### EXERCISE AIM
Echo the lines below without altering any character.

======== SUPPLIED RECORDS

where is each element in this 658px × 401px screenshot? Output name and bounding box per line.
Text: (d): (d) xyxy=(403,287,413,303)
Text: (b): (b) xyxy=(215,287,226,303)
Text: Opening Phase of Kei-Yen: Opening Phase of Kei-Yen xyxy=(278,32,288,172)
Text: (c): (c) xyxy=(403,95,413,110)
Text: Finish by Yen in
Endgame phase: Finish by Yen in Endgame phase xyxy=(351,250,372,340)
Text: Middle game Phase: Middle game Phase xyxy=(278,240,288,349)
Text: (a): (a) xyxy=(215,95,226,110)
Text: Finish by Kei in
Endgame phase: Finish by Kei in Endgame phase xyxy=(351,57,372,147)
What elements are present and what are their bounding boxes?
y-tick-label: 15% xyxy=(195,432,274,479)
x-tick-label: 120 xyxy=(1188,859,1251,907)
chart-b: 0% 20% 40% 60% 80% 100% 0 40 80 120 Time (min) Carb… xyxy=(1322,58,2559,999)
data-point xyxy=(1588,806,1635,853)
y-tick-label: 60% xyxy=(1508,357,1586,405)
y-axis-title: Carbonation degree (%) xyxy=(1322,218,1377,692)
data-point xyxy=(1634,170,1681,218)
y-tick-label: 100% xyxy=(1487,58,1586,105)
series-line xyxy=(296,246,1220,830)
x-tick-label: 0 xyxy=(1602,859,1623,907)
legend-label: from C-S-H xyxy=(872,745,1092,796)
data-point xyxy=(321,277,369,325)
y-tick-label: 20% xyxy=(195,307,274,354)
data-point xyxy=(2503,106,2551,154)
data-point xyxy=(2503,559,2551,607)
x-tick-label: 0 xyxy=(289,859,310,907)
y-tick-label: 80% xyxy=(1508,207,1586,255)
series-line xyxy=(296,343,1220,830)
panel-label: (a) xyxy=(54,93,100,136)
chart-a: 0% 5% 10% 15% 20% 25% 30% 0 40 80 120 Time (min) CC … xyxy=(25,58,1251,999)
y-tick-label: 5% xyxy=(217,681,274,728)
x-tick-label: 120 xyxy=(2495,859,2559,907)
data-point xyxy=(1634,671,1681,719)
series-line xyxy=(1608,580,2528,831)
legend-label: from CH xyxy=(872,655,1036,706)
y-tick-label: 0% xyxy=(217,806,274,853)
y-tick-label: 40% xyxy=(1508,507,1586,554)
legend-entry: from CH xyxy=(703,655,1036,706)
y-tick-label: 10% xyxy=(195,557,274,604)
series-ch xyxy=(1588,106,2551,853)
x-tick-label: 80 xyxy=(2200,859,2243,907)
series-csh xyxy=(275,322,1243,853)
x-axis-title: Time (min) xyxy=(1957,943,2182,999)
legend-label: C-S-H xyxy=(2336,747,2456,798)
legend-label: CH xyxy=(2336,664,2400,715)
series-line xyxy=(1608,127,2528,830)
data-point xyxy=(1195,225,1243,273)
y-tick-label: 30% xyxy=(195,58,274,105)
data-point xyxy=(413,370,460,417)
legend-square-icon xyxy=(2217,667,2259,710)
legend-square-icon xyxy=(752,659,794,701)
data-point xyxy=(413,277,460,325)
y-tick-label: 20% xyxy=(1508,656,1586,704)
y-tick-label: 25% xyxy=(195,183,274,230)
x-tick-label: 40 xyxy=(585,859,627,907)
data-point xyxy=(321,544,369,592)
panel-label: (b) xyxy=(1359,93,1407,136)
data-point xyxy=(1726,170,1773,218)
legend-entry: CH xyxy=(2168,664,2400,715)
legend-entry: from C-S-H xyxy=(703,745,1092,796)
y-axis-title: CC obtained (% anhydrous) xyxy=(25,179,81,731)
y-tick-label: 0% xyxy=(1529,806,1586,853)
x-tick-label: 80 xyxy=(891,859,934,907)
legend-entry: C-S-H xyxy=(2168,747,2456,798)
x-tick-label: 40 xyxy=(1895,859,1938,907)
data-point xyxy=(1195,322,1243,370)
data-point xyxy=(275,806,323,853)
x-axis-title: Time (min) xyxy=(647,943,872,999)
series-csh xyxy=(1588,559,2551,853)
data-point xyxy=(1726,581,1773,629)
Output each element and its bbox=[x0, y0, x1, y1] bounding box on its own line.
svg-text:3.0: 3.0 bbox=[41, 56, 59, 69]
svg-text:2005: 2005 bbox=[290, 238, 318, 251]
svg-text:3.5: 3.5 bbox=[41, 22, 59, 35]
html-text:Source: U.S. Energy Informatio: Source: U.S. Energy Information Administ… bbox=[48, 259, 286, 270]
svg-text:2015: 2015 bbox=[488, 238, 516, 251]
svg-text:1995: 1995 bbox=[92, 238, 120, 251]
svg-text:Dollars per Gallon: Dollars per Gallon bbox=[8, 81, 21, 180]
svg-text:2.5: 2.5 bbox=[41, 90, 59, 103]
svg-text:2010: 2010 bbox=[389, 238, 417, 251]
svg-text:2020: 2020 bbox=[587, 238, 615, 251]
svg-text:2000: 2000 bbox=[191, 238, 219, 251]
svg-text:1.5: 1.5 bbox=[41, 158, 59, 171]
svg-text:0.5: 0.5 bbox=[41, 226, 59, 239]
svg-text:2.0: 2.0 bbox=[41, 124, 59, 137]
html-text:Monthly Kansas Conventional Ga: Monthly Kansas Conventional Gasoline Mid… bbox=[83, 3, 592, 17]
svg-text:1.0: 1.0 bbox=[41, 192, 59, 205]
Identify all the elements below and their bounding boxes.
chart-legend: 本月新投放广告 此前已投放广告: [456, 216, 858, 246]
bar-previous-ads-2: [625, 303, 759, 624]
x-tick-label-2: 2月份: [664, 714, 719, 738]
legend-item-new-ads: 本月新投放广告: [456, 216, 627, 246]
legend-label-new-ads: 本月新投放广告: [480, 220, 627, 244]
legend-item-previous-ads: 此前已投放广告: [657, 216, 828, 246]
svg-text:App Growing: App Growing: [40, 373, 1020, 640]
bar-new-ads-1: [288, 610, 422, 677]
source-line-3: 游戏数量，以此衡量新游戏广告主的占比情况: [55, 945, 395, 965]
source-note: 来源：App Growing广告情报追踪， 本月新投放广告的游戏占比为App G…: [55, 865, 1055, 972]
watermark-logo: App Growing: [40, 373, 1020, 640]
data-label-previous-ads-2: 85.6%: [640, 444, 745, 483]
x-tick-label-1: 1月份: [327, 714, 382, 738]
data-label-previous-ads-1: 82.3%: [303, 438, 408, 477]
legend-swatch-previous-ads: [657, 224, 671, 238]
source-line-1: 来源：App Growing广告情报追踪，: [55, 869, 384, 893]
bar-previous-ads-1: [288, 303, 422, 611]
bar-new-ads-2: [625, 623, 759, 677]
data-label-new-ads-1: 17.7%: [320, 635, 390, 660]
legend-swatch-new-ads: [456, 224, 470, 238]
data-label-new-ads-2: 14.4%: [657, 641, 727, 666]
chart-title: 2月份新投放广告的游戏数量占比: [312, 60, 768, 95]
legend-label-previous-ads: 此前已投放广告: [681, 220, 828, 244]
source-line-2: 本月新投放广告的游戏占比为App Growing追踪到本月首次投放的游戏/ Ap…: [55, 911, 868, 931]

================

### RESULT OF THE TASK
where is each element in this 658px × 401px screenshot? Output name and bounding box per line.
Text: (d): (d) xyxy=(403,287,413,303)
Text: (b): (b) xyxy=(215,287,226,303)
Text: Opening Phase of Kei-Yen: Opening Phase of Kei-Yen xyxy=(278,32,288,172)
Text: (c): (c) xyxy=(403,95,413,110)
Text: Finish by Yen in
Endgame phase: Finish by Yen in Endgame phase xyxy=(351,250,372,340)
Text: Middle game Phase: Middle game Phase xyxy=(278,240,288,349)
Text: (a): (a) xyxy=(215,95,226,110)
Text: Finish by Kei in
Endgame phase: Finish by Kei in Endgame phase xyxy=(351,57,372,147)
What elements are present and what are their bounding boxes?
y-tick-label: 15% xyxy=(195,432,274,479)
x-tick-label: 120 xyxy=(1188,859,1251,907)
chart-b: 0% 20% 40% 60% 80% 100% 0 40 80 120 Time (min) Carb… xyxy=(1322,58,2559,999)
data-point xyxy=(1588,806,1635,853)
y-tick-label: 60% xyxy=(1508,357,1586,405)
y-axis-title: Carbonation degree (%) xyxy=(1322,218,1377,692)
data-point xyxy=(1634,170,1681,218)
y-tick-label: 100% xyxy=(1487,58,1586,105)
series-line xyxy=(296,246,1220,830)
x-tick-label: 0 xyxy=(1602,859,1623,907)
legend-label: from C-S-H xyxy=(872,745,1092,796)
data-point xyxy=(321,277,369,325)
y-tick-label: 20% xyxy=(195,307,274,354)
data-point xyxy=(2503,106,2551,154)
data-point xyxy=(2503,559,2551,607)
x-tick-label: 0 xyxy=(289,859,310,907)
y-tick-label: 80% xyxy=(1508,207,1586,255)
series-line xyxy=(296,343,1220,830)
panel-label: (a) xyxy=(54,93,100,136)
chart-a: 0% 5% 10% 15% 20% 25% 30% 0 40 80 120 Time (min) CC … xyxy=(25,58,1251,999)
y-tick-label: 5% xyxy=(217,681,274,728)
x-tick-label: 120 xyxy=(2495,859,2559,907)
data-point xyxy=(1634,671,1681,719)
series-line xyxy=(1608,580,2528,831)
legend-label: from CH xyxy=(872,655,1036,706)
y-tick-label: 0% xyxy=(217,806,274,853)
y-tick-label: 40% xyxy=(1508,507,1586,554)
legend-entry: from CH xyxy=(703,655,1036,706)
y-tick-label: 10% xyxy=(195,557,274,604)
series-ch xyxy=(1588,106,2551,853)
x-tick-label: 80 xyxy=(2200,859,2243,907)
series-csh xyxy=(275,322,1243,853)
x-axis-title: Time (min) xyxy=(1957,943,2182,999)
legend-label: C-S-H xyxy=(2336,747,2456,798)
legend-label: CH xyxy=(2336,664,2400,715)
series-line xyxy=(1608,127,2528,830)
data-point xyxy=(1195,225,1243,273)
y-tick-label: 30% xyxy=(195,58,274,105)
data-point xyxy=(413,370,460,417)
legend-square-icon xyxy=(2217,667,2259,710)
legend-square-icon xyxy=(752,659,794,701)
data-point xyxy=(413,277,460,325)
y-tick-label: 20% xyxy=(1508,656,1586,704)
y-tick-label: 25% xyxy=(195,183,274,230)
x-tick-label: 40 xyxy=(585,859,627,907)
data-point xyxy=(321,544,369,592)
panel-label: (b) xyxy=(1359,93,1407,136)
data-point xyxy=(1726,170,1773,218)
legend-entry: CH xyxy=(2168,664,2400,715)
legend-entry: from C-S-H xyxy=(703,745,1092,796)
y-axis-title: CC obtained (% anhydrous) xyxy=(25,179,81,731)
y-tick-label: 0% xyxy=(1529,806,1586,853)
x-tick-label: 80 xyxy=(891,859,934,907)
legend-entry: C-S-H xyxy=(2168,747,2456,798)
x-tick-label: 40 xyxy=(1895,859,1938,907)
data-point xyxy=(1195,322,1243,370)
data-point xyxy=(275,806,323,853)
x-axis-title: Time (min) xyxy=(647,943,872,999)
series-csh xyxy=(1588,559,2551,853)
data-point xyxy=(1726,581,1773,629)
Output each element and its bbox=[x0, y0, x1, y1] bounding box on its own line.
svg-text:3.0: 3.0 bbox=[41, 56, 59, 69]
svg-text:2005: 2005 bbox=[290, 238, 318, 251]
svg-text:3.5: 3.5 bbox=[41, 22, 59, 35]
html-text:Source: U.S. Energy Informatio: Source: U.S. Energy Information Administ… bbox=[48, 259, 286, 270]
svg-text:2015: 2015 bbox=[488, 238, 516, 251]
svg-text:1995: 1995 bbox=[92, 238, 120, 251]
svg-text:Dollars per Gallon: Dollars per Gallon bbox=[8, 81, 21, 180]
svg-text:2.5: 2.5 bbox=[41, 90, 59, 103]
svg-text:2010: 2010 bbox=[389, 238, 417, 251]
svg-text:2020: 2020 bbox=[587, 238, 615, 251]
svg-text:2000: 2000 bbox=[191, 238, 219, 251]
svg-text:1.5: 1.5 bbox=[41, 158, 59, 171]
svg-text:0.5: 0.5 bbox=[41, 226, 59, 239]
svg-text:2.0: 2.0 bbox=[41, 124, 59, 137]
html-text:Monthly Kansas Conventional Ga: Monthly Kansas Conventional Gasoline Mid… bbox=[83, 3, 592, 17]
svg-text:1.0: 1.0 bbox=[41, 192, 59, 205]
Identify all the elements below and their bounding boxes.
chart-legend: 本月新投放广告 此前已投放广告: [456, 216, 858, 246]
bar-previous-ads-2: [625, 303, 759, 624]
x-tick-label-2: 2月份: [664, 714, 719, 738]
legend-item-new-ads: 本月新投放广告: [456, 216, 627, 246]
legend-label-new-ads: 本月新投放广告: [480, 220, 627, 244]
legend-item-previous-ads: 此前已投放广告: [657, 216, 828, 246]
svg-text:App Growing: App Growing: [40, 373, 1020, 640]
bar-new-ads-1: [288, 610, 422, 677]
source-line-3: 游戏数量，以此衡量新游戏广告主的占比情况: [55, 945, 395, 965]
source-note: 来源：App Growing广告情报追踪， 本月新投放广告的游戏占比为App G…: [55, 865, 1055, 972]
watermark-logo: App Growing: [40, 373, 1020, 640]
data-label-previous-ads-2: 85.6%: [640, 444, 745, 483]
x-tick-label-1: 1月份: [327, 714, 382, 738]
data-label-previous-ads-1: 82.3%: [303, 438, 408, 477]
legend-swatch-previous-ads: [657, 224, 671, 238]
source-line-1: 来源：App Growing广告情报追踪，: [55, 869, 384, 893]
bar-previous-ads-1: [288, 303, 422, 611]
bar-new-ads-2: [625, 623, 759, 677]
data-label-new-ads-1: 17.7%: [320, 635, 390, 660]
legend-swatch-new-ads: [456, 224, 470, 238]
data-label-new-ads-2: 14.4%: [657, 641, 727, 666]
chart-title: 2月份新投放广告的游戏数量占比: [312, 60, 768, 95]
legend-label-previous-ads: 此前已投放广告: [681, 220, 828, 244]
source-line-2: 本月新投放广告的游戏占比为App Growing追踪到本月首次投放的游戏/ Ap…: [55, 911, 868, 931]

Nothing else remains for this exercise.